**SELECTED EXTRACT:**

====================

Azure SQL Data Warehouse loading patterns and strategies

Article
05/17/2017

Authors: John Hoang, Joe Sack and Martin Lee

Abstract

This article provides an overview of the Microsoft Azure SQL Data Warehouse architecture. This platform-as-a service (PaaS) offering provides independent compute and storage scaling on demand. This document provides data loading guidelines for SQL Data Warehouse. Several common loading options are briefly described, but the main focus is the PolyBase technology, the preferred and fastest loading method for ingesting data into SQL Data Warehouse. See also What is Azure SQL Data Warehouse?

Introduction

Whether you are building a data mart or a data warehouse, the three fundamentals you must implement are an extraction process, a transformation process, and a loading process—also known as extract, transform, and load (ETL). When working with smaller workloads, the general rule from the perspective of performance and scalability is to perform transformations before loading the data. In the era of big data, however, as data sizes and volumes continue to increase, processes may encounter bottlenecks from difficult-to-scale integration and transformation layers.

====================

**PROVIDED DATA:**
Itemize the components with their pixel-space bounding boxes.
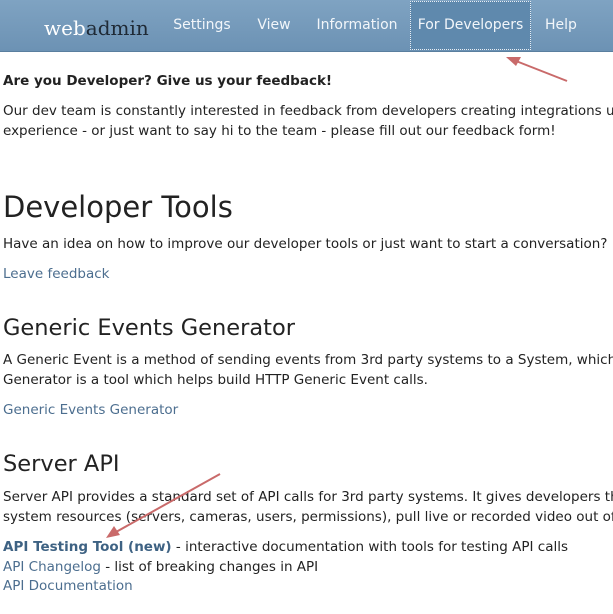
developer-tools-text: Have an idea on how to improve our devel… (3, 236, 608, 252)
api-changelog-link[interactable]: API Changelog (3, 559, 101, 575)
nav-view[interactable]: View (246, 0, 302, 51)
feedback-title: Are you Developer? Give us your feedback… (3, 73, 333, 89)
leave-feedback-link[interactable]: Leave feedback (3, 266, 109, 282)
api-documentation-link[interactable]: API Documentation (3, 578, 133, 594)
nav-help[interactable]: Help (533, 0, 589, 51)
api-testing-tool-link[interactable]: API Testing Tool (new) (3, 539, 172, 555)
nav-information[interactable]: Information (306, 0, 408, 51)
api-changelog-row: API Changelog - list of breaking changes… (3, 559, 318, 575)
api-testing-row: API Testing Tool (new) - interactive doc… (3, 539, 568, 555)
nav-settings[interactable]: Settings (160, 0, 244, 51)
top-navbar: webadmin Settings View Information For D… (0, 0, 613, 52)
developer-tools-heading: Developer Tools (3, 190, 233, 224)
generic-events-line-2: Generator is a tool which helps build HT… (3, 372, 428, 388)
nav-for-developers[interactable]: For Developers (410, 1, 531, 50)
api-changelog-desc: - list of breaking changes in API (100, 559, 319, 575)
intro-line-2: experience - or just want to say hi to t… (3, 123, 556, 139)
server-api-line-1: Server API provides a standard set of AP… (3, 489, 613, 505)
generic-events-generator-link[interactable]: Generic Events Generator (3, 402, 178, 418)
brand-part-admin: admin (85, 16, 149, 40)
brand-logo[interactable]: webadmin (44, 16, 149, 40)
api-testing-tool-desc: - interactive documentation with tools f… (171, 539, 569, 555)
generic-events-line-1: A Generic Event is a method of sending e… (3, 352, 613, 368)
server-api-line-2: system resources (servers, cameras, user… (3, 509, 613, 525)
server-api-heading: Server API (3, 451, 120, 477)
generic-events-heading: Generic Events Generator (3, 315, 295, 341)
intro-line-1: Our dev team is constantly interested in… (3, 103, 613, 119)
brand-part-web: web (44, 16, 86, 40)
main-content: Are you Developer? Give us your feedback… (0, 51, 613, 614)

====================

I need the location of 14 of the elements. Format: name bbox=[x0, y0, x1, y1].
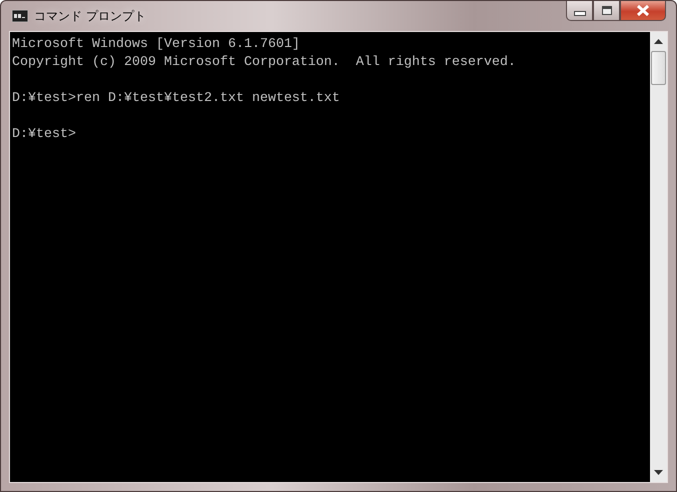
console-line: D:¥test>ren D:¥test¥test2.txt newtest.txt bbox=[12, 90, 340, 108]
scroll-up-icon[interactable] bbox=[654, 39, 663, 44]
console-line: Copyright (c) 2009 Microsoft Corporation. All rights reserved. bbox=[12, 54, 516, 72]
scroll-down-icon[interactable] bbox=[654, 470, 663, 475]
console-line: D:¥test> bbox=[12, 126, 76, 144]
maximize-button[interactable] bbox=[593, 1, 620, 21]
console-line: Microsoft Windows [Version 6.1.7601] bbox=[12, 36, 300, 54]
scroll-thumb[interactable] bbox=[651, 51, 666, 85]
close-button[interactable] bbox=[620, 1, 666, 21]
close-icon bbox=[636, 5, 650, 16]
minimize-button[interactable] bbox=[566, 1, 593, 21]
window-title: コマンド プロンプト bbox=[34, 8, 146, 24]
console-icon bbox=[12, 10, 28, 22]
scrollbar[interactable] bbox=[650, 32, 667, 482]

====================

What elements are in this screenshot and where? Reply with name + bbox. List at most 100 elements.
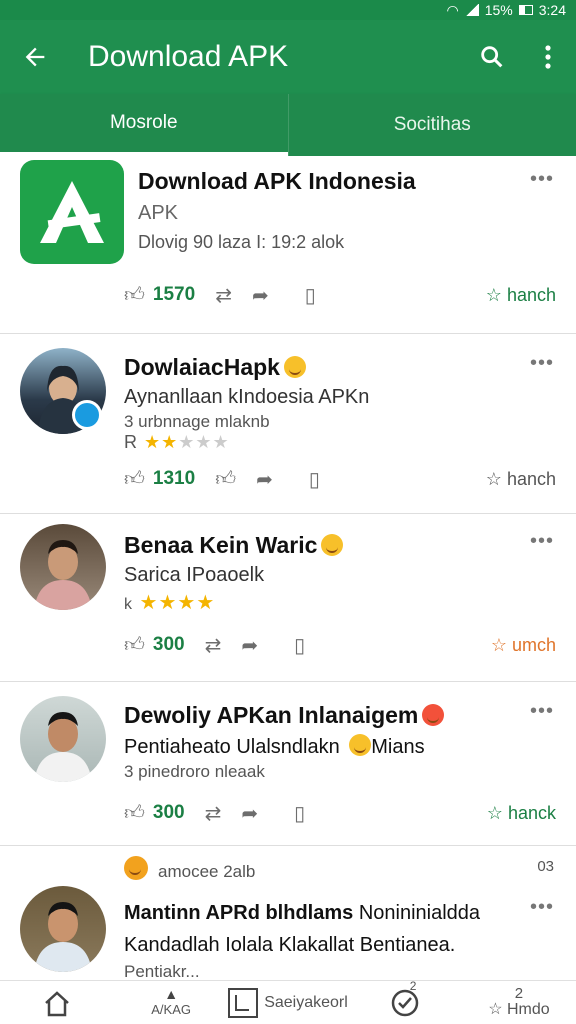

====================

**WHAT YOU WILL DO:**
1) Copy the part of the Azure SQL Data Warehouse article starting with "This article provides" and going on through "SQL Data Warehouse?".
2) Write out the lines of the records starting with the line with "I need the location" and going on through the line with "close-button[interactable] bbox=[620, 1, 666, 21]", leaving out the pictures.

**RESPONSES:**
1)
This article provides an overview of the Microsoft Azure SQL Data Warehouse architecture. This platform-as-a service (PaaS) offering provides independent compute and storage scaling on demand. This document provides data loading guidelines for SQL Data Warehouse. Several common loading options are briefly described, but the main focus is the PolyBase technology, the preferred and fastest loading method for ingesting data into SQL Data Warehouse. See also What is Azure SQL Data Warehouse?

2)
I need the location of 14 of the elements. Format: name bbox=[x0, y0, x1, y1].
console-line: D:¥test>ren D:¥test¥test2.txt newtest.txt bbox=[12, 90, 340, 108]
scroll-up-icon[interactable] bbox=[654, 39, 663, 44]
console-line: Copyright (c) 2009 Microsoft Corporation. All rights reserved. bbox=[12, 54, 516, 72]
scroll-down-icon[interactable] bbox=[654, 470, 663, 475]
console-line: D:¥test> bbox=[12, 126, 76, 144]
maximize-button[interactable] bbox=[593, 1, 620, 21]
console-line: Microsoft Windows [Version 6.1.7601] bbox=[12, 36, 300, 54]
scroll-thumb[interactable] bbox=[651, 51, 666, 85]
close-button[interactable] bbox=[620, 1, 666, 21]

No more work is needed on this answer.